## WHAT YOU WILL DO
Reproduce without changes every entry from the line containing "Extract all elements" up to and including the line containing "255, 716, 315]", leaving out the pictures.

## DATASET
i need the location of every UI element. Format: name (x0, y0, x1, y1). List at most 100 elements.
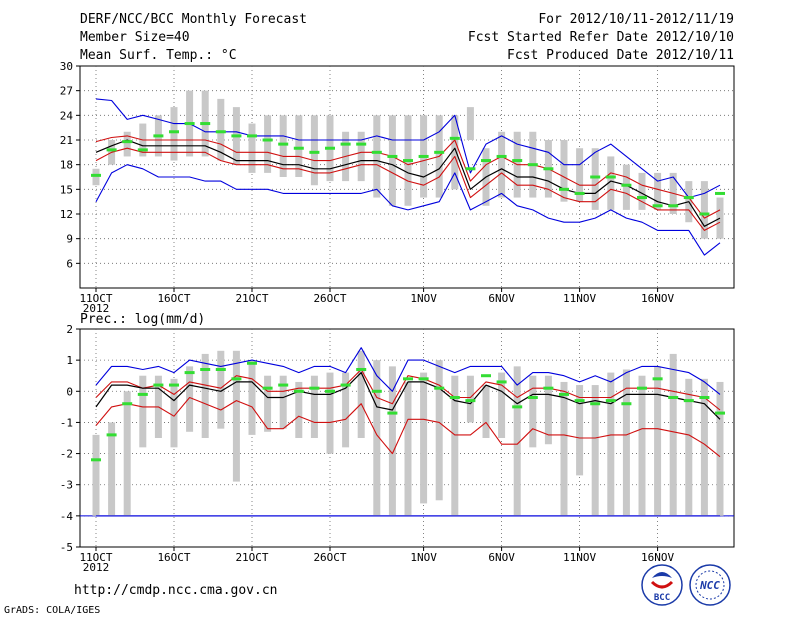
==
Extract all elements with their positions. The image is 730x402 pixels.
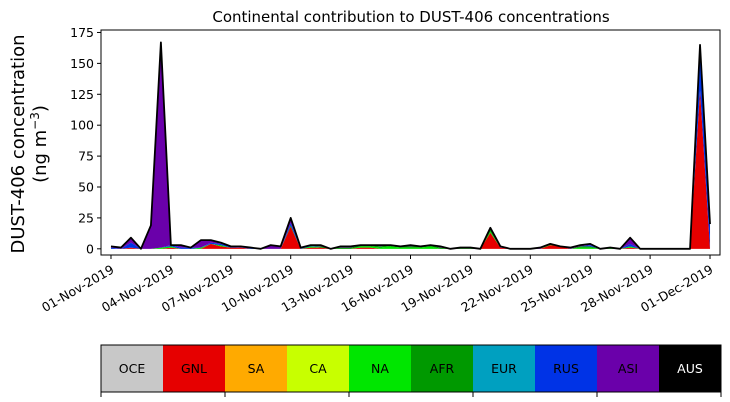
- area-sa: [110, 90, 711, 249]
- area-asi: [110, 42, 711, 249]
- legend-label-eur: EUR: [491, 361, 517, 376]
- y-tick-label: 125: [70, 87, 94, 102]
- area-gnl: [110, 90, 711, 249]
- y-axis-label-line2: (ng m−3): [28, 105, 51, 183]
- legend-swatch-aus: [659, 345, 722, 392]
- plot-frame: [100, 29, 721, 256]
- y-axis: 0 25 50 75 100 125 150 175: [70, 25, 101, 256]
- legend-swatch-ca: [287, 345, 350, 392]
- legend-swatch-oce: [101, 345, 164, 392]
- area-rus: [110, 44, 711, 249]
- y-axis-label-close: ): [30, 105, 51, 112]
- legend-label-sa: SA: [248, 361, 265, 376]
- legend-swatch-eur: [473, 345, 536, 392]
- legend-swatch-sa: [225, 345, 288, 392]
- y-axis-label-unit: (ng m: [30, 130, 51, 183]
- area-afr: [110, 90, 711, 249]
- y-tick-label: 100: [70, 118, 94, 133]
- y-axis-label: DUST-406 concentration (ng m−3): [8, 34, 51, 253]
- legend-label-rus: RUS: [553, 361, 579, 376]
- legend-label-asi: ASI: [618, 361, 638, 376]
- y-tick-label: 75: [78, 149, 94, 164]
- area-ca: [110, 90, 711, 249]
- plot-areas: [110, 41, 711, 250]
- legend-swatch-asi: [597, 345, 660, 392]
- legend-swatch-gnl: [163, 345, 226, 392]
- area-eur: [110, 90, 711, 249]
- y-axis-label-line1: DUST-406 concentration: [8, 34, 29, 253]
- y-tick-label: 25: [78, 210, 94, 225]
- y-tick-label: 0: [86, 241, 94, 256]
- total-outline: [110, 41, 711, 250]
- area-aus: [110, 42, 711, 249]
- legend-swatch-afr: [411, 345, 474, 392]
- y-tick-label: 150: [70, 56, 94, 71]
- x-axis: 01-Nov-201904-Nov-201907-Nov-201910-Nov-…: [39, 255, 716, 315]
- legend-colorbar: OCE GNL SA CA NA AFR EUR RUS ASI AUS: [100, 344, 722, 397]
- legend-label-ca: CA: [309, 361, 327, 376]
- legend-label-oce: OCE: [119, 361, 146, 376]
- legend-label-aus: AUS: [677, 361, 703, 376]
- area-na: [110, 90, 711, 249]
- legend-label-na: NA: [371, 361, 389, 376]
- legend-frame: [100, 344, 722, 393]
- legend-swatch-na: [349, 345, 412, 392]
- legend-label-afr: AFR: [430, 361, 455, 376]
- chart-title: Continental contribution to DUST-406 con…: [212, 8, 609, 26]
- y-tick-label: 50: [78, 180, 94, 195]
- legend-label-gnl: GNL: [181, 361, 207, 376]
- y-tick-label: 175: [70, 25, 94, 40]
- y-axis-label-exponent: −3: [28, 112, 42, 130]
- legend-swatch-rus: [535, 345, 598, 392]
==
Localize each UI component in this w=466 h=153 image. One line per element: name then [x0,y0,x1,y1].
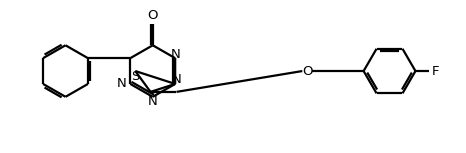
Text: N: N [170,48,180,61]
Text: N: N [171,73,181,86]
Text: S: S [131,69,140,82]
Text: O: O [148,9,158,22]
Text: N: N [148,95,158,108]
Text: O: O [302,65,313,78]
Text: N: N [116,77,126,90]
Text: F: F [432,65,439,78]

## FULL SOLUTION
Extract all elements with their positions. The image is 730x402 pixels.
- area-sa: [110, 90, 711, 249]
- area-asi: [110, 42, 711, 249]
- legend-label-eur: EUR: [491, 361, 517, 376]
- y-tick-label: 125: [70, 87, 94, 102]
- area-gnl: [110, 90, 711, 249]
- y-axis-label-line2: (ng m−3): [28, 105, 51, 183]
- legend-swatch-aus: [659, 345, 722, 392]
- plot-frame: [100, 29, 721, 256]
- y-axis: 0 25 50 75 100 125 150 175: [70, 25, 101, 256]
- legend-swatch-ca: [287, 345, 350, 392]
- legend-swatch-oce: [101, 345, 164, 392]
- area-rus: [110, 44, 711, 249]
- y-axis-label-close: ): [30, 105, 51, 112]
- legend-label-sa: SA: [248, 361, 265, 376]
- legend-swatch-eur: [473, 345, 536, 392]
- legend-swatch-sa: [225, 345, 288, 392]
- y-axis-label-unit: (ng m: [30, 130, 51, 183]
- area-afr: [110, 90, 711, 249]
- y-tick-label: 100: [70, 118, 94, 133]
- y-axis-label: DUST-406 concentration (ng m−3): [8, 34, 51, 253]
- legend-label-rus: RUS: [553, 361, 579, 376]
- legend-label-asi: ASI: [618, 361, 638, 376]
- y-tick-label: 75: [78, 149, 94, 164]
- area-ca: [110, 90, 711, 249]
- plot-areas: [110, 41, 711, 250]
- legend-swatch-asi: [597, 345, 660, 392]
- legend-swatch-gnl: [163, 345, 226, 392]
- area-eur: [110, 90, 711, 249]
- y-axis-label-line1: DUST-406 concentration: [8, 34, 29, 253]
- y-tick-label: 25: [78, 210, 94, 225]
- y-tick-label: 0: [86, 241, 94, 256]
- total-outline: [110, 41, 711, 250]
- area-aus: [110, 42, 711, 249]
- legend-swatch-afr: [411, 345, 474, 392]
- y-tick-label: 150: [70, 56, 94, 71]
- x-axis: 01-Nov-201904-Nov-201907-Nov-201910-Nov-…: [39, 255, 716, 315]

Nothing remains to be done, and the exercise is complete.